# TASK REQUIREMENTS
Each line that follows should be printed again exactly as it stands.

Stored data:
-.-.-
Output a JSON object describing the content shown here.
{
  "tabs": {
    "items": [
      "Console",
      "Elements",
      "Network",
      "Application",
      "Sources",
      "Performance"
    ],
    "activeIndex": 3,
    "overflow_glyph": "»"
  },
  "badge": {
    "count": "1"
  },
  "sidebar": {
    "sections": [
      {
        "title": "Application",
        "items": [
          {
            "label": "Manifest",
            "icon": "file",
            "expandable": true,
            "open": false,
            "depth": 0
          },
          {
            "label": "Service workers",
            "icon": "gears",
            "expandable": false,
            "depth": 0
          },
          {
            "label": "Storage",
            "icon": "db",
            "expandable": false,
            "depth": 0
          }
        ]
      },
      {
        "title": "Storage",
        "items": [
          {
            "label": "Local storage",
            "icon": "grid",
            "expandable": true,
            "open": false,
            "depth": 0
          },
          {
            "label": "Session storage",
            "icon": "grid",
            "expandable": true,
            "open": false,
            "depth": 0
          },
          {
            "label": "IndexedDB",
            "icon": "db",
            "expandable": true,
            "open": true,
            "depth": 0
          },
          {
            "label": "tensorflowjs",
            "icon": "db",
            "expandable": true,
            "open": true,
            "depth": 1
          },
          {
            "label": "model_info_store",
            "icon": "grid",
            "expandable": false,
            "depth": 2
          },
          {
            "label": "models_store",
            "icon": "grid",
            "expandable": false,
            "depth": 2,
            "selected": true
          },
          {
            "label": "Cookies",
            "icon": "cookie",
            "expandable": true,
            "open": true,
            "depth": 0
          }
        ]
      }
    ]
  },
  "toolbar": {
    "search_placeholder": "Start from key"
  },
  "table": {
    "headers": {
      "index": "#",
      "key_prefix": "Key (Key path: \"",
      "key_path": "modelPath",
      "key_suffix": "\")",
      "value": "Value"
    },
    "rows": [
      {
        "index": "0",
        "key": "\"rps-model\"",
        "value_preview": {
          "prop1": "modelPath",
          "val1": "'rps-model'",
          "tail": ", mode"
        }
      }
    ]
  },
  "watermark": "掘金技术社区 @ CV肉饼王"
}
-.-.-
# THE RESPONSE
Output a JSON object describing the content shown here.
{
  "tabs": {
    "items": [
      "Console",
      "Elements",
      "Network",
      "Application",
      "Sources",
      "Performance"
    ],
    "activeIndex": 3,
    "overflow_glyph": "»"
  },
  "badge": {
    "count": "1"
  },
  "sidebar": {
    "sections": [
      {
        "title": "Application",
        "items": [
          {
            "label": "Manifest",
            "icon": "file",
            "expandable": true,
            "open": false,
            "depth": 0
          },
          {
            "label": "Service workers",
            "icon": "gears",
            "expandable": false,
            "depth": 0
          },
          {
            "label": "Storage",
            "icon": "db",
            "expandable": false,
            "depth": 0
          }
        ]
      },
      {
        "title": "Storage",
        "items": [
          {
            "label": "Local storage",
            "icon": "grid",
            "expandable": true,
            "open": false,
            "depth": 0
          },
          {
            "label": "Session storage",
            "icon": "grid",
            "expandable": true,
            "open": false,
            "depth": 0
          },
          {
            "label": "IndexedDB",
            "icon": "db",
            "expandable": true,
            "open": true,
            "depth": 0
          },
          {
            "label": "tensorflowjs",
            "icon": "db",
            "expandable": true,
            "open": true,
            "depth": 1
          },
          {
            "label": "model_info_store",
            "icon": "grid",
            "expandable": false,
            "depth": 2
          },
          {
            "label": "models_store",
            "icon": "grid",
            "expandable": false,
            "depth": 2,
            "selected": true
          },
          {
            "label": "Cookies",
            "icon": "cookie",
            "expandable": true,
            "open": true,
            "depth": 0
          }
        ]
      }
    ]
  },
  "toolbar": {
    "search_placeholder": "Start from key"
  },
  "table": {
    "headers": {
      "index": "#",
      "key_prefix": "Key (Key path: \"",
      "key_path": "modelPath",
      "key_suffix": "\")",
      "value": "Value"
    },
    "rows": [
      {
        "index": "0",
        "key": "\"rps-model\"",
        "value_preview": {
          "prop1": "modelPath",
          "val1": "'rps-model'",
          "tail": ", mode"
        }
      }
    ]
  },
  "watermark": "掘金技术社区 @ CV肉饼王"
}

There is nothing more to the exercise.